§ Data in this exercise:
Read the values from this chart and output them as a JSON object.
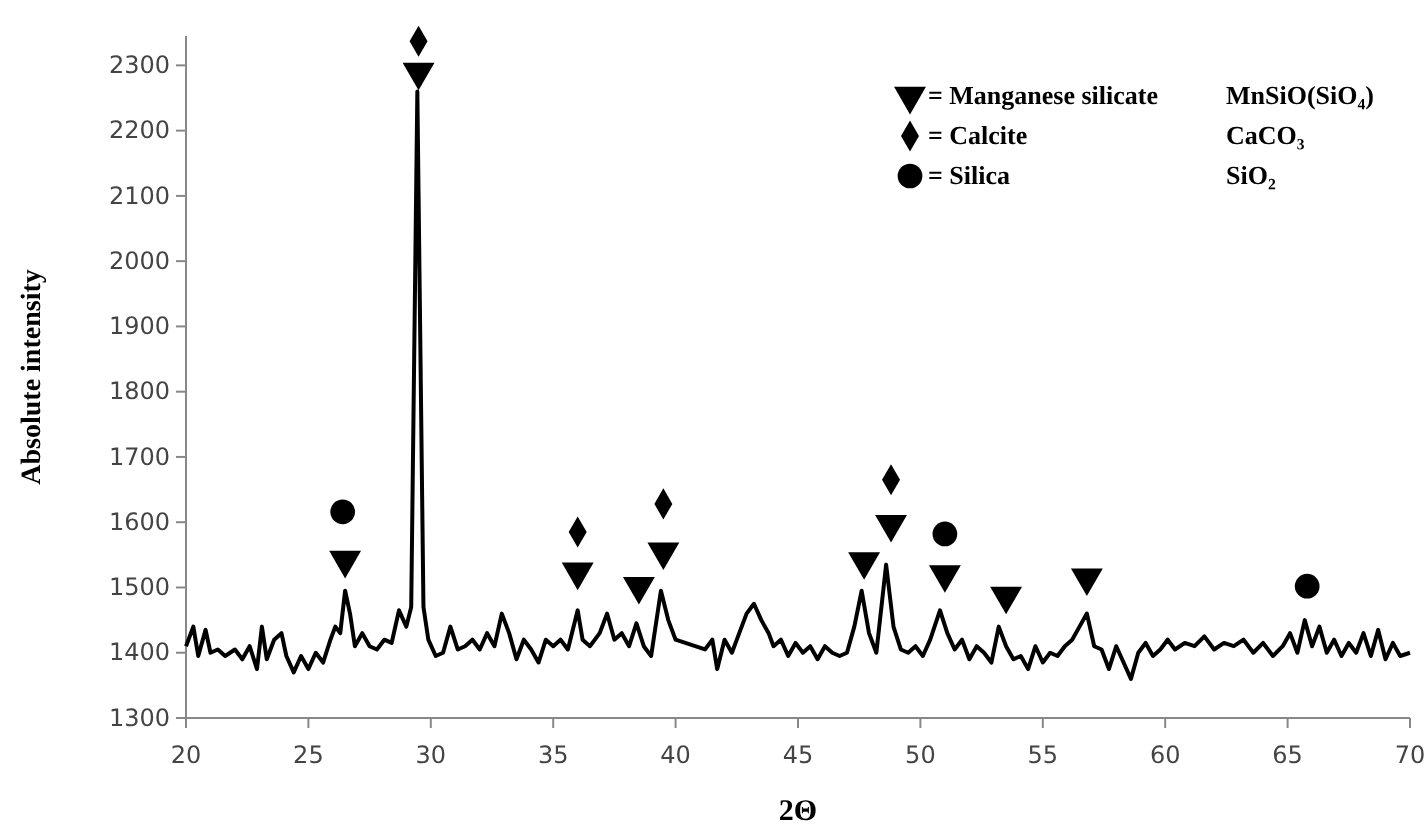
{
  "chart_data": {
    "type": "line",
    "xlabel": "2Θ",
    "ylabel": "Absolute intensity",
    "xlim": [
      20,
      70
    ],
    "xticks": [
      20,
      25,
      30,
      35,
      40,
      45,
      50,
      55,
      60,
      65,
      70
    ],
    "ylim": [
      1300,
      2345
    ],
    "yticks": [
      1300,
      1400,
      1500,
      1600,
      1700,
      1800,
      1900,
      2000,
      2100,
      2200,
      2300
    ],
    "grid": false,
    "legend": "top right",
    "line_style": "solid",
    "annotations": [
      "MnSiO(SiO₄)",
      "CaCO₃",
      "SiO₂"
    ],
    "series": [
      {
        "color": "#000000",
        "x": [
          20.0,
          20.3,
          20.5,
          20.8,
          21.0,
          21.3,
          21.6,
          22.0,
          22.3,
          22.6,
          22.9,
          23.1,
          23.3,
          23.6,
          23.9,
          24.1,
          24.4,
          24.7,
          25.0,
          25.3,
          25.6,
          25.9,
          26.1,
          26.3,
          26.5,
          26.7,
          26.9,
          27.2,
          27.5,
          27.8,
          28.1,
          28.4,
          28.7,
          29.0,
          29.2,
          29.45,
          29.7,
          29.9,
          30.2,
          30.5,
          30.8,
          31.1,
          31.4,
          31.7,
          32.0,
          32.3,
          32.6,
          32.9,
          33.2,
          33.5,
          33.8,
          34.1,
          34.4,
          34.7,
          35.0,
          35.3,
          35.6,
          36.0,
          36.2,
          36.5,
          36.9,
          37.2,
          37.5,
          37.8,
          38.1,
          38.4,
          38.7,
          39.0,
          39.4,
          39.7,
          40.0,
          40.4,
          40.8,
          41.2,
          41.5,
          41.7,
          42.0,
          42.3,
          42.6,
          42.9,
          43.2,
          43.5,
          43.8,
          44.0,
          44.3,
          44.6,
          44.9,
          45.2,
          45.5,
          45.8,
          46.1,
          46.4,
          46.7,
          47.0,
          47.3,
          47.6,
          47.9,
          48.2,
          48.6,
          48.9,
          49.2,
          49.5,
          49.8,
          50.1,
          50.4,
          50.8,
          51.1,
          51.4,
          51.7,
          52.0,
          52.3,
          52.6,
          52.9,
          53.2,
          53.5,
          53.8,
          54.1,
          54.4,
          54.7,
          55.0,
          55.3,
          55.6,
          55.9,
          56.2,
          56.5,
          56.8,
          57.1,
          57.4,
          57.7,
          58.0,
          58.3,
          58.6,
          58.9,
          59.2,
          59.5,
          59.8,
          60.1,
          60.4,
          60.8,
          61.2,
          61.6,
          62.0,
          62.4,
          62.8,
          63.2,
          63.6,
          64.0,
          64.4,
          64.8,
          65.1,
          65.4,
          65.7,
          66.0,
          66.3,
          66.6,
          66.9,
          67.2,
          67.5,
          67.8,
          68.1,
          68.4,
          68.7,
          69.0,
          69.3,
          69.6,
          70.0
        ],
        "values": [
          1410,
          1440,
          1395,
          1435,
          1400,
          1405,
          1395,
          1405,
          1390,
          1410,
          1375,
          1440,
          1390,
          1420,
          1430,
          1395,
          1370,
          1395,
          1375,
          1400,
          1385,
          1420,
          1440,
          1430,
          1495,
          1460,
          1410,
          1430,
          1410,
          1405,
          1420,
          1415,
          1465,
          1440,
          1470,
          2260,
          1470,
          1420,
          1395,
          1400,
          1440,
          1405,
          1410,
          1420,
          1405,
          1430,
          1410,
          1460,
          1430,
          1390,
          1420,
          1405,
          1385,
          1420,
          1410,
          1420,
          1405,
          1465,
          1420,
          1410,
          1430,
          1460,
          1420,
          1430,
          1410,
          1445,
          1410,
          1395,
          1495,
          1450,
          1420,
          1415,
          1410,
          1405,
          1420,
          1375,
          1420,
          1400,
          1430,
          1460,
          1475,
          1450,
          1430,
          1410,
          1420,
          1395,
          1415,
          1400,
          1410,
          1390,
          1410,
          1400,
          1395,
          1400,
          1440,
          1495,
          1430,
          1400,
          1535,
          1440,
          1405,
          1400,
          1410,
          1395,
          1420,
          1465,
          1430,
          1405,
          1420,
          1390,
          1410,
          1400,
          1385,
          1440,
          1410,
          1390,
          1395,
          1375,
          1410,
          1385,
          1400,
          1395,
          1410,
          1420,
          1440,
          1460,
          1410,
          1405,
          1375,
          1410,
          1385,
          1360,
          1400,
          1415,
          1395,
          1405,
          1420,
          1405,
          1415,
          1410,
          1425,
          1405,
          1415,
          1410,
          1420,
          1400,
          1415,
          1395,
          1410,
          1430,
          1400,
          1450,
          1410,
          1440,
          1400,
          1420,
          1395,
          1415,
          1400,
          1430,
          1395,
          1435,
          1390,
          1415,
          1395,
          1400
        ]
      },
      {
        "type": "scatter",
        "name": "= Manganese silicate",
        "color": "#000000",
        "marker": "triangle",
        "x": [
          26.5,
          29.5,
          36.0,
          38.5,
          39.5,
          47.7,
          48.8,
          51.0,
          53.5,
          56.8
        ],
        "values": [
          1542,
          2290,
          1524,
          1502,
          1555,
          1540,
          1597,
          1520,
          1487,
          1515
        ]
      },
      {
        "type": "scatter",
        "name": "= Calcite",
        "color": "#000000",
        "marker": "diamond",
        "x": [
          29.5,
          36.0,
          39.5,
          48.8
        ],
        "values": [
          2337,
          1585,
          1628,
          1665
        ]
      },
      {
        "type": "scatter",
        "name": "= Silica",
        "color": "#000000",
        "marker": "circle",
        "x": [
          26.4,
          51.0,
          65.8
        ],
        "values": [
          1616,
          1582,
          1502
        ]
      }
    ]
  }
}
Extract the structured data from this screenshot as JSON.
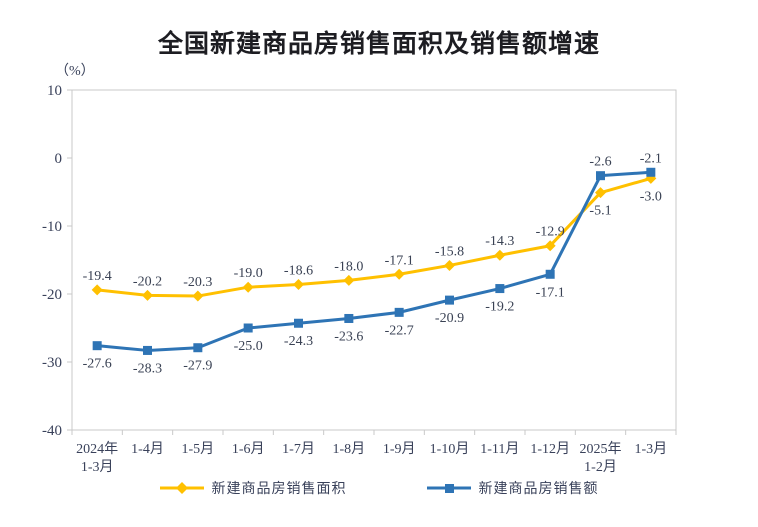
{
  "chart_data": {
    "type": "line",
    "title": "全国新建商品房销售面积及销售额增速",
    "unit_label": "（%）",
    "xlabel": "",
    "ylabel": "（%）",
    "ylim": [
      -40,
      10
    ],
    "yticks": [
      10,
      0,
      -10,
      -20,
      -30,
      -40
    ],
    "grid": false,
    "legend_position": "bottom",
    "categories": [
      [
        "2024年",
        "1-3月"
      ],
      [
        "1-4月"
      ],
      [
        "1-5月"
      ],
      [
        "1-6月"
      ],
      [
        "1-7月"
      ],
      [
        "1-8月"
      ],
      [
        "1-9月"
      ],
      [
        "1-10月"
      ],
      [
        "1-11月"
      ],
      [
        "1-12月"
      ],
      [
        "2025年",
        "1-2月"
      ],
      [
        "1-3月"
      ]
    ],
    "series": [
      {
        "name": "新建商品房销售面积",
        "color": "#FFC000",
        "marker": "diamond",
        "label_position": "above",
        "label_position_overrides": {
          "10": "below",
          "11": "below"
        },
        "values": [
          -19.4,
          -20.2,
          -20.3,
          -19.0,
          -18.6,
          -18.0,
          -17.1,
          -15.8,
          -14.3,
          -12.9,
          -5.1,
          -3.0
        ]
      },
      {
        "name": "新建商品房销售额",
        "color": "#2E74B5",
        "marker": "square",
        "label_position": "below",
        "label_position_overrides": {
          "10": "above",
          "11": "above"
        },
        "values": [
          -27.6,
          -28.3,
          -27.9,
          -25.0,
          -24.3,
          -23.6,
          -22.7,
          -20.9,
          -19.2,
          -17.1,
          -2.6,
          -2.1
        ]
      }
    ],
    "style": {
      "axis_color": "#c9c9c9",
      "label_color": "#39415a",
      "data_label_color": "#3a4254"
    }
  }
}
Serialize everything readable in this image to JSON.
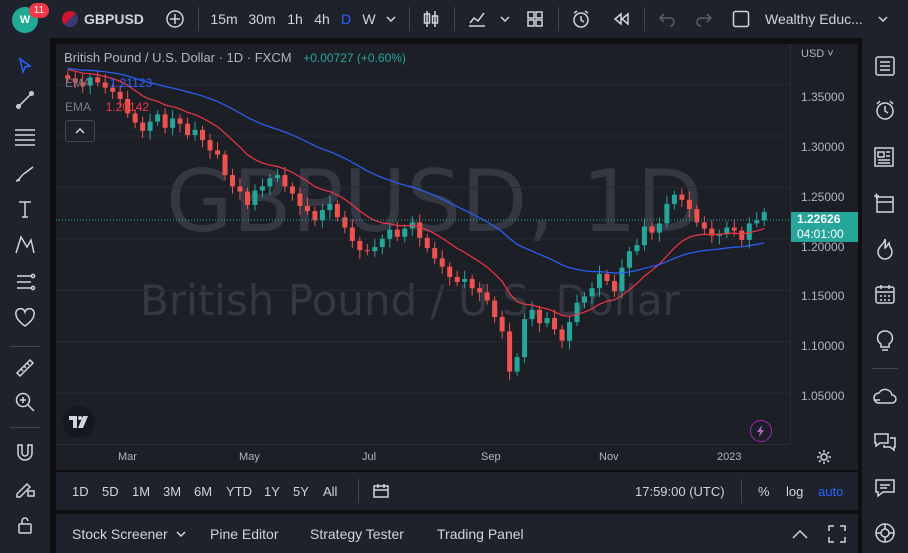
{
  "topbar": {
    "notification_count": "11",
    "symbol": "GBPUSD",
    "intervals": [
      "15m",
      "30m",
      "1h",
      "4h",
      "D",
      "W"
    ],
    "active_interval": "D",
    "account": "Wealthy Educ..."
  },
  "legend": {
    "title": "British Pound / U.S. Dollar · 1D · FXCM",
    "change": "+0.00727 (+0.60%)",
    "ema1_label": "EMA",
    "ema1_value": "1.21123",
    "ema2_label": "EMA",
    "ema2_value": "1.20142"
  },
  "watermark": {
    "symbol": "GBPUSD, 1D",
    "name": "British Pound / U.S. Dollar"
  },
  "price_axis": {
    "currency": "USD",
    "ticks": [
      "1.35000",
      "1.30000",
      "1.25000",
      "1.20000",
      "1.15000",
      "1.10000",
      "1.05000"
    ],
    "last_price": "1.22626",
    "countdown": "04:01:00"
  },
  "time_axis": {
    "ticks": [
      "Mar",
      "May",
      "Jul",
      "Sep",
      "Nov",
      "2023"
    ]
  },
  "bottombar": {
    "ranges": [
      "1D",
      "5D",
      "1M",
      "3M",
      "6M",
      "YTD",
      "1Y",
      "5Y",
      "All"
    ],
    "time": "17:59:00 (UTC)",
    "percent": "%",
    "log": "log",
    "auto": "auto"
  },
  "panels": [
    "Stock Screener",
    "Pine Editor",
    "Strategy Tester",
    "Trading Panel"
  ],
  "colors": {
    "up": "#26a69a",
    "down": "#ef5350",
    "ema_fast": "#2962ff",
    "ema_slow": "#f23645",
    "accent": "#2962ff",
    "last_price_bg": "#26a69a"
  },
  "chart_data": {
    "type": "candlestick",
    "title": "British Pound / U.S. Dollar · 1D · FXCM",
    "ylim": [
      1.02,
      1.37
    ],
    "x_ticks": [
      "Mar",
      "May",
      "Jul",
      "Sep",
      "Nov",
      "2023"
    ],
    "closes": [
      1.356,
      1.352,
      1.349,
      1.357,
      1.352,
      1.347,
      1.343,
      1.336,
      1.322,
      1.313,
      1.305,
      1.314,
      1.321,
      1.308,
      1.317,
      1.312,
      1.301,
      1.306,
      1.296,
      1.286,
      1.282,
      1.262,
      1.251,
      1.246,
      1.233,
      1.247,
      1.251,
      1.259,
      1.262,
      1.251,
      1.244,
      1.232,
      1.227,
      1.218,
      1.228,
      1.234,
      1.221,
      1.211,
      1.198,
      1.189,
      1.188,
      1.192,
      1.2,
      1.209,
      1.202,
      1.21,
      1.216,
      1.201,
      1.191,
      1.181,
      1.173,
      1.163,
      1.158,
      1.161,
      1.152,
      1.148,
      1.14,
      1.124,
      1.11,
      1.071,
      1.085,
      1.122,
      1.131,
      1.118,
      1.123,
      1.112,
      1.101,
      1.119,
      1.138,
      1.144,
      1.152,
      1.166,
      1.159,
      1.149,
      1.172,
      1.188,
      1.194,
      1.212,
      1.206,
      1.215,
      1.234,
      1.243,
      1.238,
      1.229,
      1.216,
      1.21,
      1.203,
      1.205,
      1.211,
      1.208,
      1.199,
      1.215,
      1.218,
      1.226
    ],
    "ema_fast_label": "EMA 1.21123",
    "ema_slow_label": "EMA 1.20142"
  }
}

§ Exercise requirements:
Note every line above where the string "below" shows up, and copy those lines.

§ Answer for this exercise:
          "10": "below",
          "11": "below"
        "label_position": "below",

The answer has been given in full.